## CHALLENGE
Pick every line with "page" from the material below.

## GIVEN ENTRIES
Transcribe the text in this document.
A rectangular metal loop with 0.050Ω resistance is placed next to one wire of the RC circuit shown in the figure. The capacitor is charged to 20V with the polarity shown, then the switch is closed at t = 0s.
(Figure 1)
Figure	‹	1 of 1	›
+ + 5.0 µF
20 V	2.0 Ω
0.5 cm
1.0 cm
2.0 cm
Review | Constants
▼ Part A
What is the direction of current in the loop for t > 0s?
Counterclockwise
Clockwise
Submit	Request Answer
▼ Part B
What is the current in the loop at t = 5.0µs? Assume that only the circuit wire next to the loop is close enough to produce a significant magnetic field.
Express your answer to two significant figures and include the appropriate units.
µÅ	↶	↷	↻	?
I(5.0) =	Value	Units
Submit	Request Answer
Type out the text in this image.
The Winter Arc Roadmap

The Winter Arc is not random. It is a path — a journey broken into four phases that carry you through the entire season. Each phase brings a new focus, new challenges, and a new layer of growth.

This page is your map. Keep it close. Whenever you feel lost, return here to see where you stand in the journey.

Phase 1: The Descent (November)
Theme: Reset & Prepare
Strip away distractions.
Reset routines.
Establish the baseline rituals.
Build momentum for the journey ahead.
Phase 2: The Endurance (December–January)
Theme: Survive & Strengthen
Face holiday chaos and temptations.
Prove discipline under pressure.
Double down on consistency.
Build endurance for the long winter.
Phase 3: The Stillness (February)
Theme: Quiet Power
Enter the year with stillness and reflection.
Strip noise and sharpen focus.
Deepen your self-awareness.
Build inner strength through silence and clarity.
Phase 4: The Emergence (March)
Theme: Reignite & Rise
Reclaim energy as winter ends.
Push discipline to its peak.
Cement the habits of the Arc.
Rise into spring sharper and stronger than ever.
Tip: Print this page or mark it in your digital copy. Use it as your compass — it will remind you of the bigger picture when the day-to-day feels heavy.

## ANSWER TO THIS EXERCISE
This page is your map. Keep it close. Whenever you feel lost, return here to see where you stand in the journey.
Tip: Print this page or mark it in your digital copy. Use it as your compass — it will remind you of the bigger picture when the day-to-day feels heavy.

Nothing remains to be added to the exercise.